* _INSTRUCTION_: Pictures stay out of your copy, but everything else in the records below must be repeated exactly.

*-*-*

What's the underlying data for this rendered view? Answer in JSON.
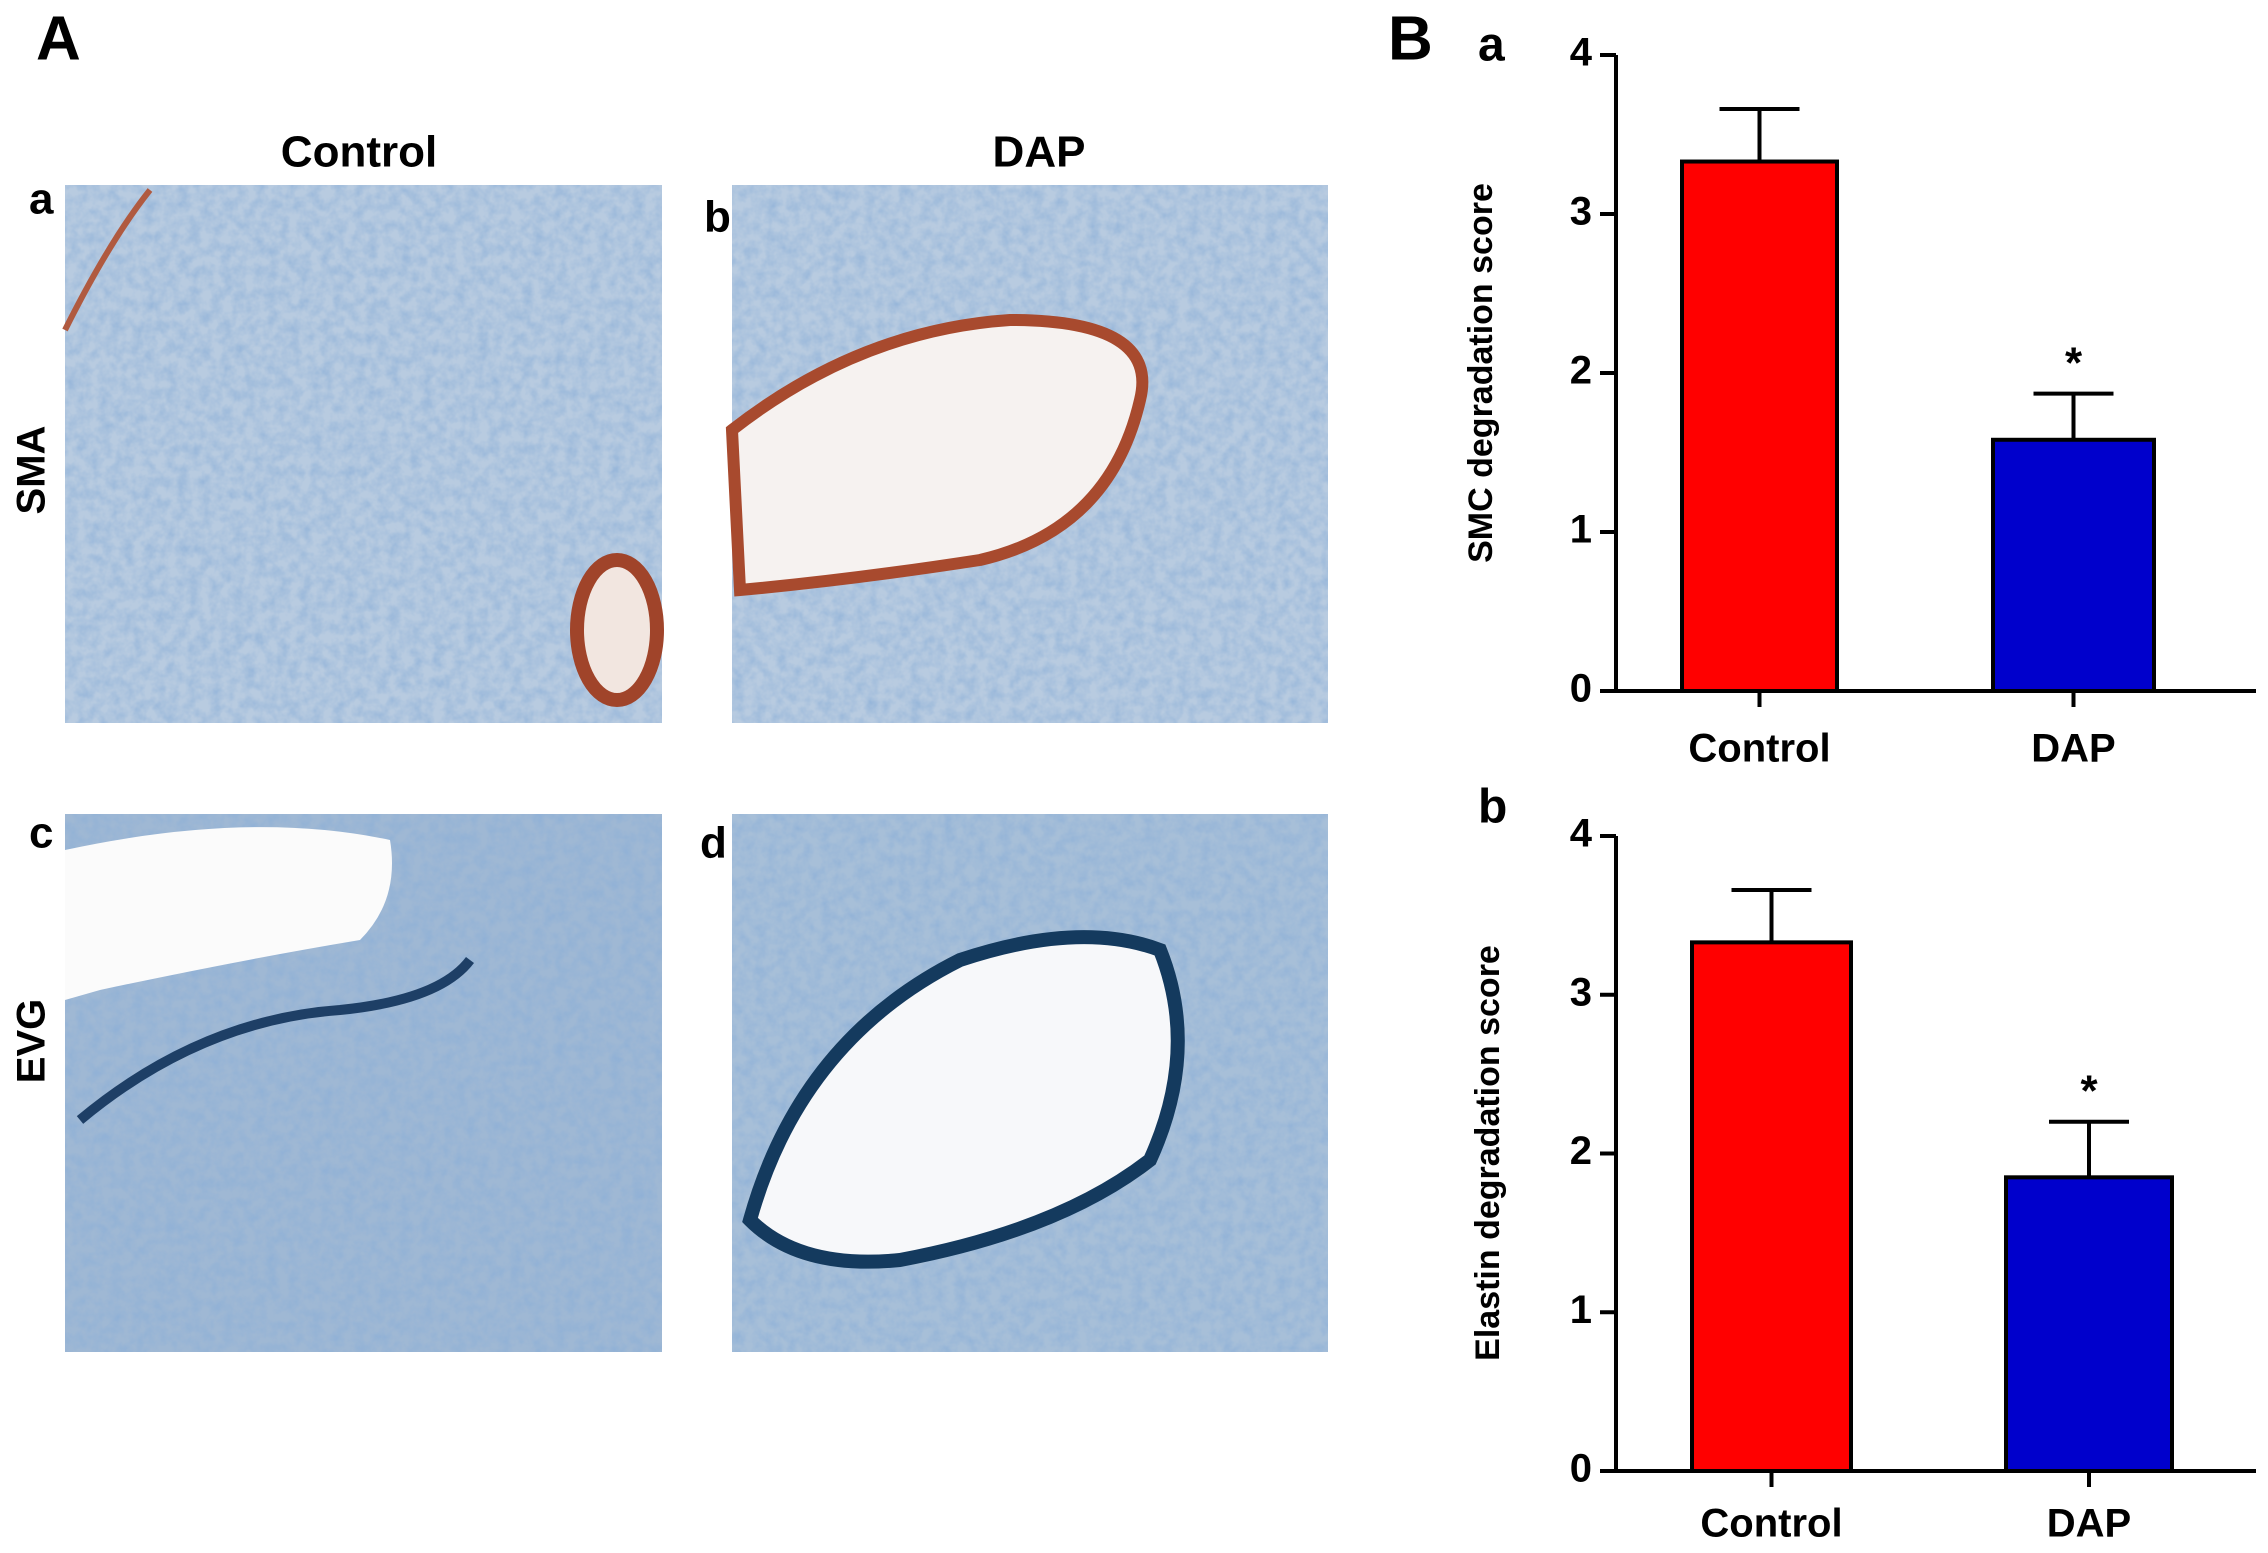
{
  "panel_a": {
    "label": "A",
    "columns": [
      "Control",
      "DAP"
    ],
    "rows": [
      "SMA",
      "EVG"
    ],
    "images": [
      "a",
      "b",
      "c",
      "d"
    ]
  },
  "panel_b": {
    "label": "B"
  },
  "chart_data": [
    {
      "type": "bar",
      "panel_label": "a",
      "y_label": "SMC degradation score",
      "categories": [
        "Control",
        "DAP"
      ],
      "values": [
        3.33,
        1.58
      ],
      "errors": [
        0.33,
        0.29
      ],
      "colors": [
        "#ff0000",
        "#0000cc"
      ],
      "significance": [
        null,
        "*"
      ],
      "ylim": [
        0,
        4
      ],
      "yticks": [
        0,
        1,
        2,
        3,
        4
      ]
    },
    {
      "type": "bar",
      "panel_label": "b",
      "y_label": "Elastin degradation score",
      "categories": [
        "Control",
        "DAP"
      ],
      "values": [
        3.33,
        1.85
      ],
      "errors": [
        0.33,
        0.35
      ],
      "colors": [
        "#ff0000",
        "#0000cc"
      ],
      "significance": [
        null,
        "*"
      ],
      "ylim": [
        0,
        4
      ],
      "yticks": [
        0,
        1,
        2,
        3,
        4
      ]
    }
  ]
}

*-*-*

* _WRITTEN REPLY_:
What's the underlying data for this rendered view? Answer in JSON.
{
  "panel_a": {
    "label": "A",
    "columns": [
      "Control",
      "DAP"
    ],
    "rows": [
      "SMA",
      "EVG"
    ],
    "images": [
      "a",
      "b",
      "c",
      "d"
    ]
  },
  "panel_b": {
    "label": "B"
  },
  "chart_data": [
    {
      "type": "bar",
      "panel_label": "a",
      "y_label": "SMC degradation score",
      "categories": [
        "Control",
        "DAP"
      ],
      "values": [
        3.33,
        1.58
      ],
      "errors": [
        0.33,
        0.29
      ],
      "colors": [
        "#ff0000",
        "#0000cc"
      ],
      "significance": [
        null,
        "*"
      ],
      "ylim": [
        0,
        4
      ],
      "yticks": [
        0,
        1,
        2,
        3,
        4
      ]
    },
    {
      "type": "bar",
      "panel_label": "b",
      "y_label": "Elastin degradation score",
      "categories": [
        "Control",
        "DAP"
      ],
      "values": [
        3.33,
        1.85
      ],
      "errors": [
        0.33,
        0.35
      ],
      "colors": [
        "#ff0000",
        "#0000cc"
      ],
      "significance": [
        null,
        "*"
      ],
      "ylim": [
        0,
        4
      ],
      "yticks": [
        0,
        1,
        2,
        3,
        4
      ]
    }
  ]
}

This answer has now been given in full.